PROBLEM TO WORK ON: All material below is to be reproduced exactly.

Stored data
— Begin —
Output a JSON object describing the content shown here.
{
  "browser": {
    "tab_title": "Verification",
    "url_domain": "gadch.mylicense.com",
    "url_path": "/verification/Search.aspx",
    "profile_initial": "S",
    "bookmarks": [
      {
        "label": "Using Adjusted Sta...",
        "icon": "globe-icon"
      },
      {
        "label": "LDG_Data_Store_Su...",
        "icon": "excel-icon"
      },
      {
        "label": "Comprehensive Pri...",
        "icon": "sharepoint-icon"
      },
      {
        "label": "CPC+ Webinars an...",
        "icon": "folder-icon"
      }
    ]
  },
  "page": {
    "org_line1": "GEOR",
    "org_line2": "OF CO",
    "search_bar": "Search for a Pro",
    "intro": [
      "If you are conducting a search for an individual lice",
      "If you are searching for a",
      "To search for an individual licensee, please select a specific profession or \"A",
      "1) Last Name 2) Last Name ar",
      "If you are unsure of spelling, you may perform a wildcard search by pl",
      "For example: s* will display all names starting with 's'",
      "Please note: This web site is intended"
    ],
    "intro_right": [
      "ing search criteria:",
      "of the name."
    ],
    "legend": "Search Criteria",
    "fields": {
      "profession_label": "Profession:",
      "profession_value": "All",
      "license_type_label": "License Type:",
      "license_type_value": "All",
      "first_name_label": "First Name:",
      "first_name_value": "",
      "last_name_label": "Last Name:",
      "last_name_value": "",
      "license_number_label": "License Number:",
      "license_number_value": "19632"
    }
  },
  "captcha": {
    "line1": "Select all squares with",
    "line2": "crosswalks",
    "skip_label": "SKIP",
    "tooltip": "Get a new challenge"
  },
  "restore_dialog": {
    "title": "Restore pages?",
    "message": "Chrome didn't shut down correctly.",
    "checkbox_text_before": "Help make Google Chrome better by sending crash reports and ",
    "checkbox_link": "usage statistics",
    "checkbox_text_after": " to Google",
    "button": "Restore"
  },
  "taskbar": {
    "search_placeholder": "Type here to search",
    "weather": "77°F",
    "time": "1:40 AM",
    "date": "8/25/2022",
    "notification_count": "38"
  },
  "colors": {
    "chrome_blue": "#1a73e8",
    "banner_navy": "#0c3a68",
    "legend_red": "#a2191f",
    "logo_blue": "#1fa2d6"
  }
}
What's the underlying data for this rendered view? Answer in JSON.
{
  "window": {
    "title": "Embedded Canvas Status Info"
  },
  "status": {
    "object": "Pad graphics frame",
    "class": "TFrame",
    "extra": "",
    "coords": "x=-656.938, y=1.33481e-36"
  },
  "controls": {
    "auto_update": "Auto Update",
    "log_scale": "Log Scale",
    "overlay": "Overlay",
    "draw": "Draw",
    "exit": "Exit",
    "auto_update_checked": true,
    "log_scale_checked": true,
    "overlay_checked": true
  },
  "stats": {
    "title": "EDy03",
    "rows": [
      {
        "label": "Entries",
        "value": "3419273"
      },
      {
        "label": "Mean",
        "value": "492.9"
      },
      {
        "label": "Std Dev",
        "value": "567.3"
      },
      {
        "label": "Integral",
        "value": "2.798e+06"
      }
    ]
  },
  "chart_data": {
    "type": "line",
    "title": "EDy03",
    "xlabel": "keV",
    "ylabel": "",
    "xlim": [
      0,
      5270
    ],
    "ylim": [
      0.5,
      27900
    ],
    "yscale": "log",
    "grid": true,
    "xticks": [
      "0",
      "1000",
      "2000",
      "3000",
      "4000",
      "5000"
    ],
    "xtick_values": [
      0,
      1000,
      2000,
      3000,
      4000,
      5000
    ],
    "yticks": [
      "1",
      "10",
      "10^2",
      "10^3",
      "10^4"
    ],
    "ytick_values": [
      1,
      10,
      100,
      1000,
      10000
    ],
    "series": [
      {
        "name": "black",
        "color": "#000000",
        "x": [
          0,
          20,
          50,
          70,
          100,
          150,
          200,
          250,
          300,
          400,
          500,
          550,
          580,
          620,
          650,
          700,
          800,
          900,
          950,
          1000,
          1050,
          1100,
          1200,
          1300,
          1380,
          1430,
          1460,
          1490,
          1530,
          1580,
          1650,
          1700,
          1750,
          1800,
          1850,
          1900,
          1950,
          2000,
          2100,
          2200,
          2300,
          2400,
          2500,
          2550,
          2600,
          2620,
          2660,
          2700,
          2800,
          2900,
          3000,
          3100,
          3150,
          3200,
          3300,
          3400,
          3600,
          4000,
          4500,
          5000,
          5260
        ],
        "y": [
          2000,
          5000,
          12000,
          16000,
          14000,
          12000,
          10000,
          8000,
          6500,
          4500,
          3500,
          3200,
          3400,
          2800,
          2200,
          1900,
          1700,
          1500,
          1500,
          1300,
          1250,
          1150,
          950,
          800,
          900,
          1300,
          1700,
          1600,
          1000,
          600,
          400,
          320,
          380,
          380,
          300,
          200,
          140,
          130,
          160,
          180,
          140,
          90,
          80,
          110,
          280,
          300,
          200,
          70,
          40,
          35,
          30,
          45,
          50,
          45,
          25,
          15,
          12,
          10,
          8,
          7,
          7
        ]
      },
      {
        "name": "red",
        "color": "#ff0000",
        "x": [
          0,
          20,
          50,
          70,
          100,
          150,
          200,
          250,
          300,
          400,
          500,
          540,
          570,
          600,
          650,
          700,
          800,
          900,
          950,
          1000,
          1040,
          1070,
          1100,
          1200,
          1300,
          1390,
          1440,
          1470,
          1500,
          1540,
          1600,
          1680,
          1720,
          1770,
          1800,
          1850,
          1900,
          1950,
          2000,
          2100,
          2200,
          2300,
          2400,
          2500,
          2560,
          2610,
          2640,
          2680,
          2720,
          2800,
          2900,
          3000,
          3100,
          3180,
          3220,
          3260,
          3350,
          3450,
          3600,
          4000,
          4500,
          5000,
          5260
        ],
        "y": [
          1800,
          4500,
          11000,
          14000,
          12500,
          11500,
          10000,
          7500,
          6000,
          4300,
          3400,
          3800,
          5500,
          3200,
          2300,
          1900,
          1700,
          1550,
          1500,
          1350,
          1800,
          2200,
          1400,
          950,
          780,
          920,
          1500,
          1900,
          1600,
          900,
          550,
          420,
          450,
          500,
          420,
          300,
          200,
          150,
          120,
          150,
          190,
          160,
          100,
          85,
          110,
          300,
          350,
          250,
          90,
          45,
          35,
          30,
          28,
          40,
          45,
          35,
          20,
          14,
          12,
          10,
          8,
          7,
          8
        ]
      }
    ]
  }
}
— End —
COMPLETE ANSWER:
Output a JSON object describing the content shown here.
{
  "browser": {
    "tab_title": "Verification",
    "url_domain": "gadch.mylicense.com",
    "url_path": "/verification/Search.aspx",
    "profile_initial": "S",
    "bookmarks": [
      {
        "label": "Using Adjusted Sta...",
        "icon": "globe-icon"
      },
      {
        "label": "LDG_Data_Store_Su...",
        "icon": "excel-icon"
      },
      {
        "label": "Comprehensive Pri...",
        "icon": "sharepoint-icon"
      },
      {
        "label": "CPC+ Webinars an...",
        "icon": "folder-icon"
      }
    ]
  },
  "page": {
    "org_line1": "GEOR",
    "org_line2": "OF CO",
    "search_bar": "Search for a Pro",
    "intro": [
      "If you are conducting a search for an individual lice",
      "If you are searching for a",
      "To search for an individual licensee, please select a specific profession or \"A",
      "1) Last Name 2) Last Name ar",
      "If you are unsure of spelling, you may perform a wildcard search by pl",
      "For example: s* will display all names starting with 's'",
      "Please note: This web site is intended"
    ],
    "intro_right": [
      "ing search criteria:",
      "of the name."
    ],
    "legend": "Search Criteria",
    "fields": {
      "profession_label": "Profession:",
      "profession_value": "All",
      "license_type_label": "License Type:",
      "license_type_value": "All",
      "first_name_label": "First Name:",
      "first_name_value": "",
      "last_name_label": "Last Name:",
      "last_name_value": "",
      "license_number_label": "License Number:",
      "license_number_value": "19632"
    }
  },
  "captcha": {
    "line1": "Select all squares with",
    "line2": "crosswalks",
    "skip_label": "SKIP",
    "tooltip": "Get a new challenge"
  },
  "restore_dialog": {
    "title": "Restore pages?",
    "message": "Chrome didn't shut down correctly.",
    "checkbox_text_before": "Help make Google Chrome better by sending crash reports and ",
    "checkbox_link": "usage statistics",
    "checkbox_text_after": " to Google",
    "button": "Restore"
  },
  "taskbar": {
    "search_placeholder": "Type here to search",
    "weather": "77°F",
    "time": "1:40 AM",
    "date": "8/25/2022",
    "notification_count": "38"
  },
  "colors": {
    "chrome_blue": "#1a73e8",
    "banner_navy": "#0c3a68",
    "legend_red": "#a2191f",
    "logo_blue": "#1fa2d6"
  }
}
What's the underlying data for this rendered view? Answer in JSON.
{
  "window": {
    "title": "Embedded Canvas Status Info"
  },
  "status": {
    "object": "Pad graphics frame",
    "class": "TFrame",
    "extra": "",
    "coords": "x=-656.938, y=1.33481e-36"
  },
  "controls": {
    "auto_update": "Auto Update",
    "log_scale": "Log Scale",
    "overlay": "Overlay",
    "draw": "Draw",
    "exit": "Exit",
    "auto_update_checked": true,
    "log_scale_checked": true,
    "overlay_checked": true
  },
  "stats": {
    "title": "EDy03",
    "rows": [
      {
        "label": "Entries",
        "value": "3419273"
      },
      {
        "label": "Mean",
        "value": "492.9"
      },
      {
        "label": "Std Dev",
        "value": "567.3"
      },
      {
        "label": "Integral",
        "value": "2.798e+06"
      }
    ]
  },
  "chart_data": {
    "type": "line",
    "title": "EDy03",
    "xlabel": "keV",
    "ylabel": "",
    "xlim": [
      0,
      5270
    ],
    "ylim": [
      0.5,
      27900
    ],
    "yscale": "log",
    "grid": true,
    "xticks": [
      "0",
      "1000",
      "2000",
      "3000",
      "4000",
      "5000"
    ],
    "xtick_values": [
      0,
      1000,
      2000,
      3000,
      4000,
      5000
    ],
    "yticks": [
      "1",
      "10",
      "10^2",
      "10^3",
      "10^4"
    ],
    "ytick_values": [
      1,
      10,
      100,
      1000,
      10000
    ],
    "series": [
      {
        "name": "black",
        "color": "#000000",
        "x": [
          0,
          20,
          50,
          70,
          100,
          150,
          200,
          250,
          300,
          400,
          500,
          550,
          580,
          620,
          650,
          700,
          800,
          900,
          950,
          1000,
          1050,
          1100,
          1200,
          1300,
          1380,
          1430,
          1460,
          1490,
          1530,
          1580,
          1650,
          1700,
          1750,
          1800,
          1850,
          1900,
          1950,
          2000,
          2100,
          2200,
          2300,
          2400,
          2500,
          2550,
          2600,
          2620,
          2660,
          2700,
          2800,
          2900,
          3000,
          3100,
          3150,
          3200,
          3300,
          3400,
          3600,
          4000,
          4500,
          5000,
          5260
        ],
        "y": [
          2000,
          5000,
          12000,
          16000,
          14000,
          12000,
          10000,
          8000,
          6500,
          4500,
          3500,
          3200,
          3400,
          2800,
          2200,
          1900,
          1700,
          1500,
          1500,
          1300,
          1250,
          1150,
          950,
          800,
          900,
          1300,
          1700,
          1600,
          1000,
          600,
          400,
          320,
          380,
          380,
          300,
          200,
          140,
          130,
          160,
          180,
          140,
          90,
          80,
          110,
          280,
          300,
          200,
          70,
          40,
          35,
          30,
          45,
          50,
          45,
          25,
          15,
          12,
          10,
          8,
          7,
          7
        ]
      },
      {
        "name": "red",
        "color": "#ff0000",
        "x": [
          0,
          20,
          50,
          70,
          100,
          150,
          200,
          250,
          300,
          400,
          500,
          540,
          570,
          600,
          650,
          700,
          800,
          900,
          950,
          1000,
          1040,
          1070,
          1100,
          1200,
          1300,
          1390,
          1440,
          1470,
          1500,
          1540,
          1600,
          1680,
          1720,
          1770,
          1800,
          1850,
          1900,
          1950,
          2000,
          2100,
          2200,
          2300,
          2400,
          2500,
          2560,
          2610,
          2640,
          2680,
          2720,
          2800,
          2900,
          3000,
          3100,
          3180,
          3220,
          3260,
          3350,
          3450,
          3600,
          4000,
          4500,
          5000,
          5260
        ],
        "y": [
          1800,
          4500,
          11000,
          14000,
          12500,
          11500,
          10000,
          7500,
          6000,
          4300,
          3400,
          3800,
          5500,
          3200,
          2300,
          1900,
          1700,
          1550,
          1500,
          1350,
          1800,
          2200,
          1400,
          950,
          780,
          920,
          1500,
          1900,
          1600,
          900,
          550,
          420,
          450,
          500,
          420,
          300,
          200,
          150,
          120,
          150,
          190,
          160,
          100,
          85,
          110,
          300,
          350,
          250,
          90,
          45,
          35,
          30,
          28,
          40,
          45,
          35,
          20,
          14,
          12,
          10,
          8,
          7,
          8
        ]
      }
    ]
  }
}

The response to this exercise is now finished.